Our role in the unions

Continued…

The attempt to defend their position includes the charge levelled against the Socialist Party that, ‘It has to be said that for all of the emphasis on Broad Left work, no real effort has been put into uniting the Broad Lefts in the various unions… In practice everything has been concentrated around Broad Left electoral work within the official structures.’ This is the first time that any erstwhile member of our organisation has made such a charge of ‘electoralism’ in fighting for official positions in the unions.

Historically, these are the ideas of sectarian grouplets like the SWP who until recently boycotted elections within unions, such as the NUT and Unison.

Their abstentionism effectively played into the hands of the right and the opportunist left. They have been compelled to switch positions, of course, without explanation, and are now standing in elections but in a completely sectarian fashion, as shown in the election for Unison general secretary where their candidate stood against Roger Bannister and got a much lower vote.

-----

• **Task objective**
In the passage on the role in the unions, within which unions had the SWP boycotted elections until recently?

• **Recorded data**
-----

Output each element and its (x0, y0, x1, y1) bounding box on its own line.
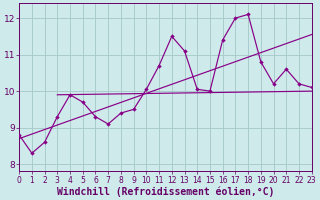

-----

• **Output below**
The NUT and Unison.